List each line of the data that holds the string "this", please.

Saved entries:
-*-

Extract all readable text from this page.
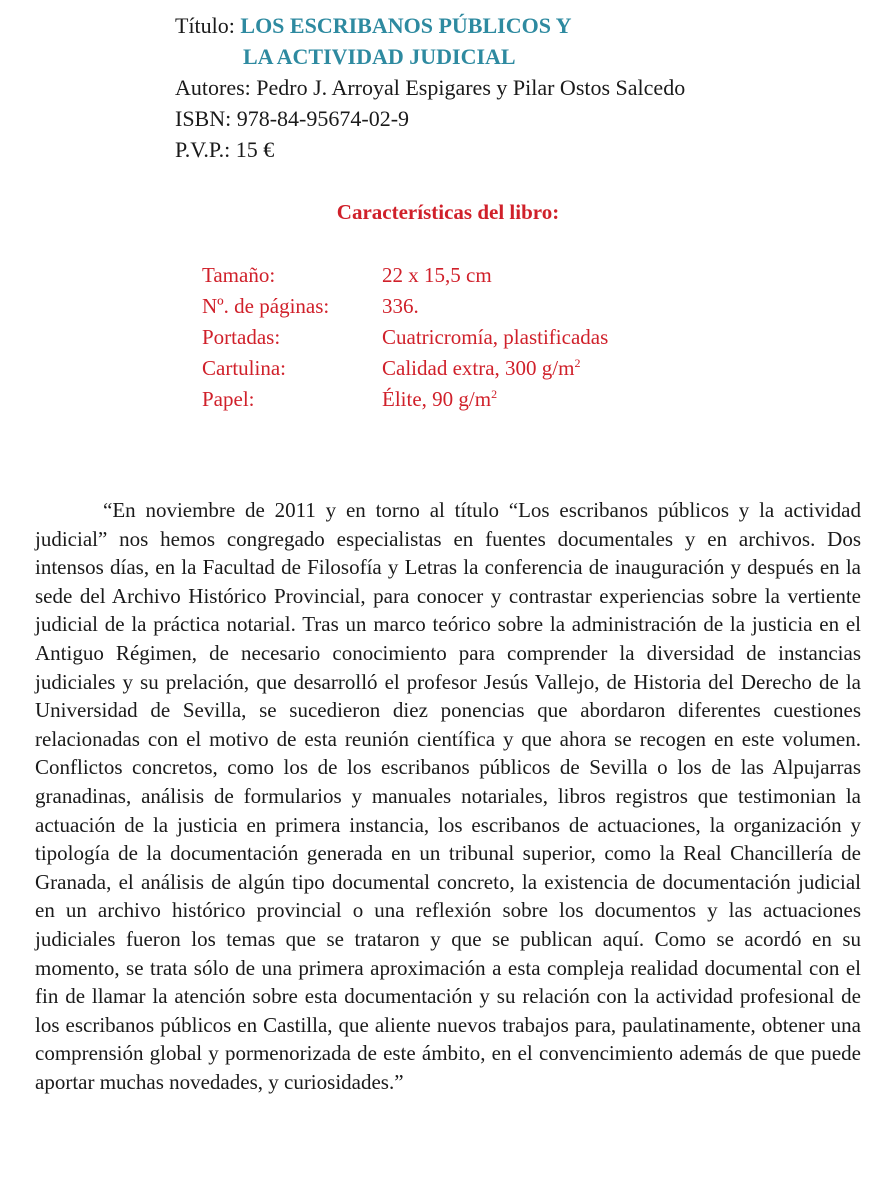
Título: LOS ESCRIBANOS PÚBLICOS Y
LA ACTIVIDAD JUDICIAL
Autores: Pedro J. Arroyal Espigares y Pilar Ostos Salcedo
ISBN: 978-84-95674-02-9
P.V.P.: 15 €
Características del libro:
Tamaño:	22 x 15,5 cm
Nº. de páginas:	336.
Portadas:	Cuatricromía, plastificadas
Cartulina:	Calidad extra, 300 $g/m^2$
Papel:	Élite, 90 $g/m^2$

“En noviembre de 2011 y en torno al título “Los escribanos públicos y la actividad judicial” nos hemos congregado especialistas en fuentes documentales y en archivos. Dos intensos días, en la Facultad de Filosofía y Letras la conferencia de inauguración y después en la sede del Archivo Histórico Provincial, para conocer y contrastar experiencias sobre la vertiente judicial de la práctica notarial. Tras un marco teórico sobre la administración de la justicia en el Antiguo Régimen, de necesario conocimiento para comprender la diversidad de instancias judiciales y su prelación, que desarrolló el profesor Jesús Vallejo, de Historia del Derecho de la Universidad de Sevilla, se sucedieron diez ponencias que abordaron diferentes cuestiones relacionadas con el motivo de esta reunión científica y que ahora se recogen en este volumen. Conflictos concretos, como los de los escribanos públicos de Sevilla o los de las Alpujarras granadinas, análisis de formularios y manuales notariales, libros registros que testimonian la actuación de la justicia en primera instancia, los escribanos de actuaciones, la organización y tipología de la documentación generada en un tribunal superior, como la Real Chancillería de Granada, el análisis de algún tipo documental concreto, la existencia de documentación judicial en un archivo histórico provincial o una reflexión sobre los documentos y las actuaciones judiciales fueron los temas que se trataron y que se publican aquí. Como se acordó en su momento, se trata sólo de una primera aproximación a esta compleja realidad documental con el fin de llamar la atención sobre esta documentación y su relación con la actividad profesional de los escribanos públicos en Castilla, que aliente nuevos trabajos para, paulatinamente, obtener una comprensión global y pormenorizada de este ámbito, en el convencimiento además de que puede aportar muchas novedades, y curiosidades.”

-*-

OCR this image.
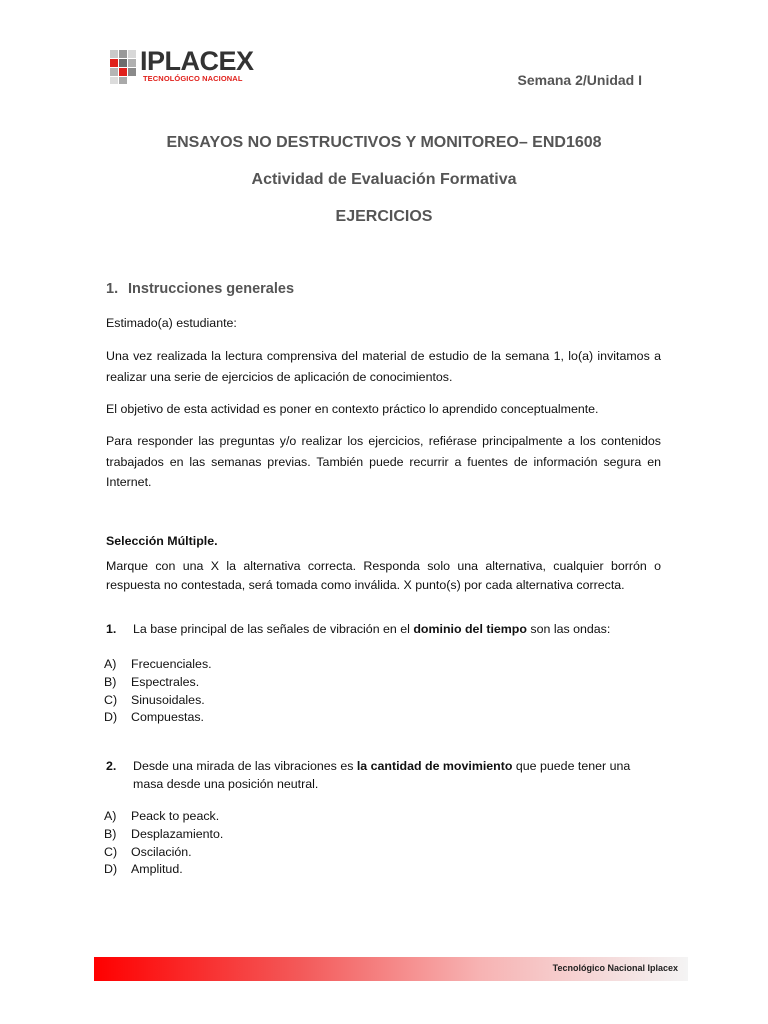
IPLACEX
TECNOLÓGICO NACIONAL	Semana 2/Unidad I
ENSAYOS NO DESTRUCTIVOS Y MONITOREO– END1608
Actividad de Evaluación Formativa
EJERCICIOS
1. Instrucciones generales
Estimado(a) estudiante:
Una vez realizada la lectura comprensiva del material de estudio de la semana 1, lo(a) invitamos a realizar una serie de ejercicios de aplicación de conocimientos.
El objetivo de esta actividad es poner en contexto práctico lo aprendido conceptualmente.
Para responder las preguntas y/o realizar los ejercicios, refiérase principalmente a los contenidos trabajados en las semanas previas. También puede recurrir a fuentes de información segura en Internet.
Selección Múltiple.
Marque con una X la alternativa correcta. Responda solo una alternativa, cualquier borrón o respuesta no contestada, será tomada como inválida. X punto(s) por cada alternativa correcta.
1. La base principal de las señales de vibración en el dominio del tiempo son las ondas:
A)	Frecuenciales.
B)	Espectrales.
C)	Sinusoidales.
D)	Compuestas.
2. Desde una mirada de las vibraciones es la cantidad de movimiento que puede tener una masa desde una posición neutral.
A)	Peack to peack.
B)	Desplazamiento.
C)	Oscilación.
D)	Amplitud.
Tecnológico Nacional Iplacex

-*-

◆ TASK OUTPUT ◆
Extract all readable text from this page.
OCR this image.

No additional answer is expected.